- Short task
Pull every line holding the string "trưởng" from the records below.

── Dataset extract

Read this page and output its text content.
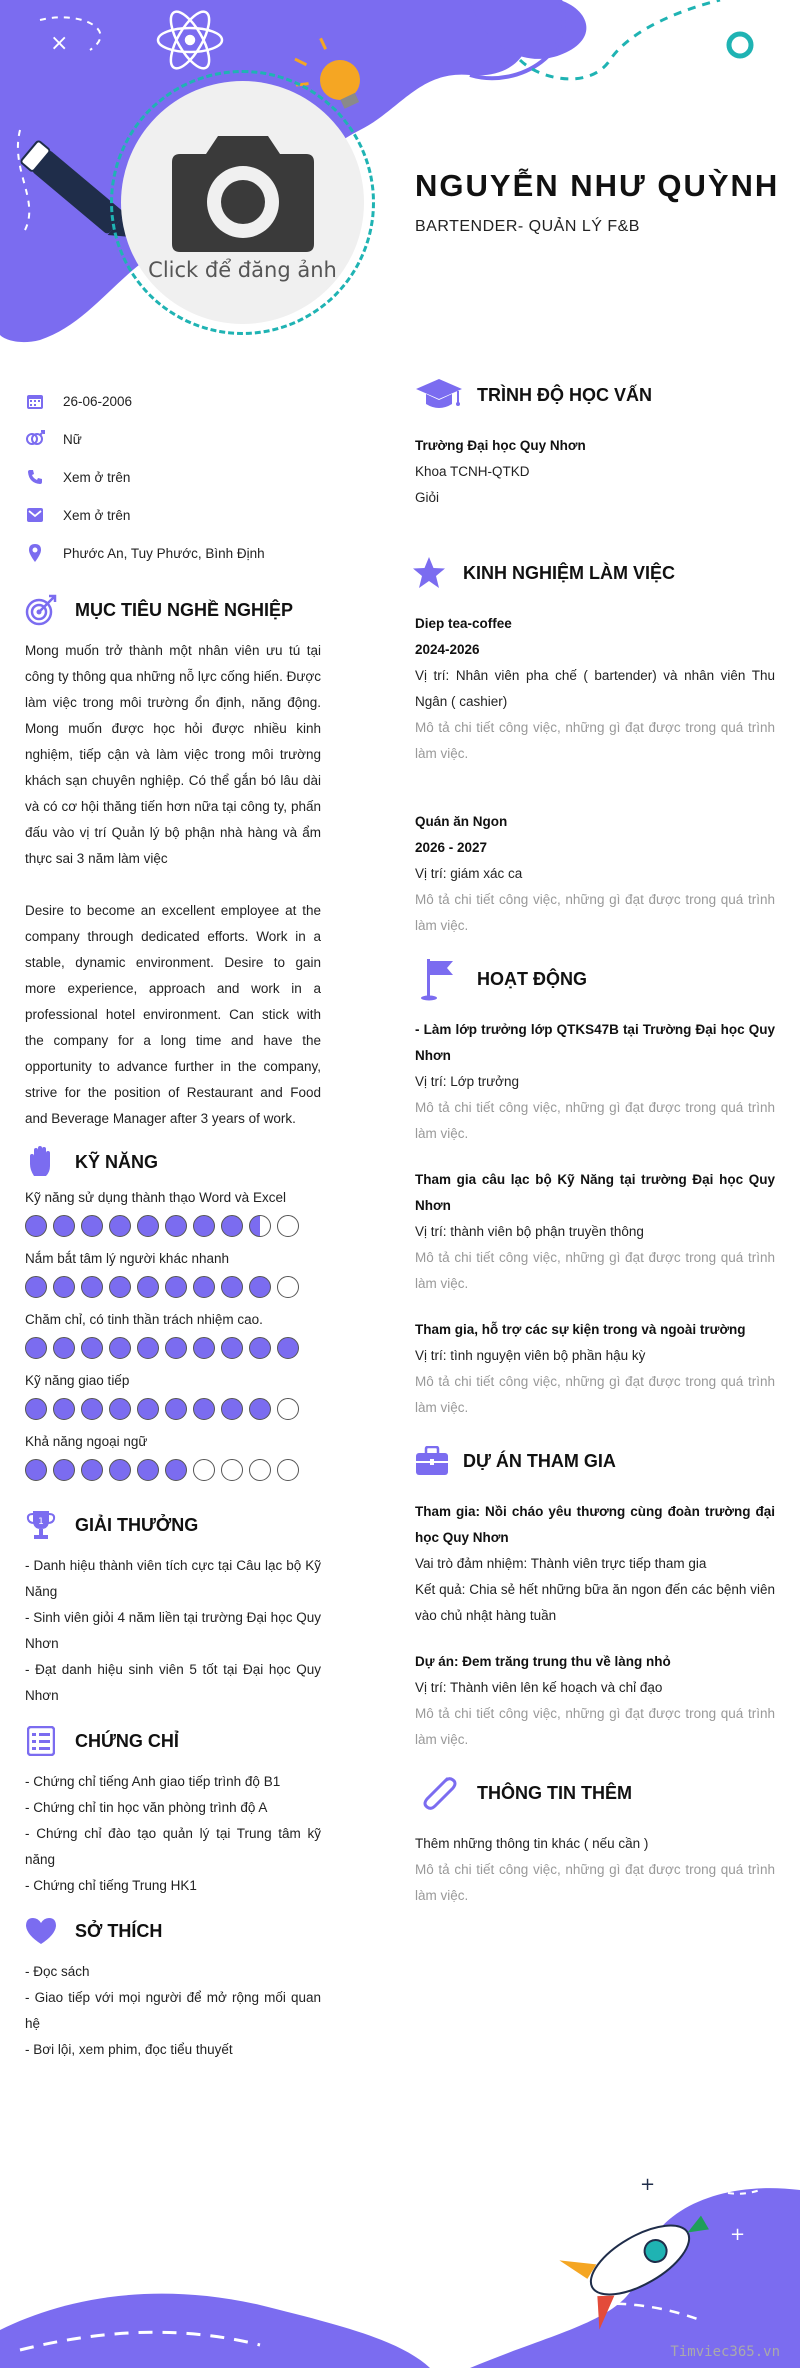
×
+
+
Click để đăng ảnh
NGUYỄN NHƯ QUỲNH
BARTENDER- QUẢN LÝ F&B
26-06-2006
Nữ
Xem ở trên
Xem ở trên
Phước An, Tuy Phước, Bình Định
MỤC TIÊU NGHỀ NGHIỆP
Mong muốn trở thành một nhân viên ưu tú tại công ty thông qua những nỗ lực cống hiến. Được làm việc trong môi trường ổn định, năng động. Mong muốn được học hỏi được nhiều kinh nghiệm, tiếp cận và làm việc trong môi trường khách sạn chuyên nghiệp. Có thể gắn bó lâu dài và có cơ hội thăng tiến hơn nữa tại công ty, phấn đấu vào vị trí Quản lý bộ phận nhà hàng và ẩm thực sai 3 năm làm việc
Desire to become an excellent employee at the company through dedicated efforts. Work in a stable, dynamic environment. Desire to gain more experience, approach and work in a professional hotel environment. Can stick with the company for a long time and have the opportunity to advance further in the company, strive for the position of Restaurant and Food and Beverage Manager after 3 years of work.
KỸ NĂNG
Kỹ năng sử dụng thành thạo Word và Excel
Nắm bắt tâm lý người khác nhanh
Chăm chỉ, có tinh thần trách nhiệm cao.
Kỹ năng giao tiếp
Khả năng ngoại ngữ
1 GIẢI THƯỞNG
- Danh hiệu thành viên tích cực tại Câu lạc bộ Kỹ Năng
- Sinh viên giỏi 4 năm liền tại trường Đại học Quy Nhơn
- Đạt danh hiệu sinh viên 5 tốt tại Đại học Quy Nhơn
CHỨNG CHỈ
- Chứng chỉ tiếng Anh giao tiếp trình độ B1
- Chứng chỉ tin học văn phòng trình độ A
- Chứng chỉ đào tạo quản lý tại Trung tâm kỹ năng
- Chứng chỉ tiếng Trung HK1
SỞ THÍCH
- Đọc sách
- Giao tiếp với mọi người để mở rộng mối quan hệ
- Bơi lội, xem phim, đọc tiểu thuyết
TRÌNH ĐỘ HỌC VẤN
Trường Đại học Quy Nhơn
Khoa TCNH-QTKD
Giỏi
KINH NGHIỆM LÀM VIỆC
Diep tea-coffee
2024-2026
Vị trí: Nhân viên pha chế ( bartender) và nhân viên Thu Ngân ( cashier)
Mô tả chi tiết công việc, những gì đạt được trong quá trình làm việc.
Quán ăn Ngon
2026 - 2027
Vị trí: giám xác ca
Mô tả chi tiết công việc, những gì đạt được trong quá trình làm việc.
HOẠT ĐỘNG
- Làm lớp trưởng lớp QTKS47B tại Trường Đại học Quy Nhơn
Vị trí: Lớp trưởng
Mô tả chi tiết công việc, những gì đạt được trong quá trình làm việc.
Tham gia câu lạc bộ Kỹ Năng tại trường Đại học Quy Nhơn
Vị trí: thành viên bộ phận truyền thông
Mô tả chi tiết công việc, những gì đạt được trong quá trình làm việc.
Tham gia, hỗ trợ các sự kiện trong và ngoài trường
Vị trí: tình nguyện viên bộ phần hậu kỳ
Mô tả chi tiết công việc, những gì đạt được trong quá trình làm việc.
DỰ ÁN THAM GIA
Tham gia: Nồi cháo yêu thương cùng đoàn trường đại học Quy Nhơn
Vai trò đảm nhiệm: Thành viên trực tiếp tham gia
Kết quả: Chia sẻ hết những bữa ăn ngon đến các bệnh viên vào chủ nhật hàng tuần
Dự án: Đem trăng trung thu về làng nhỏ
Vị trí: Thành viên lên kế hoạch và chỉ đạo
Mô tả chi tiết công việc, những gì đạt được trong quá trình làm việc.
THÔNG TIN THÊM
Thêm những thông tin khác ( nếu cần )
Mô tả chi tiết công việc, những gì đạt được trong quá trình làm việc.
Timviec365.vn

────

- Exercise output
- Làm lớp trưởng lớp QTKS47B tại Trường Đại học Quy Nhơn
Vị trí: Lớp trưởng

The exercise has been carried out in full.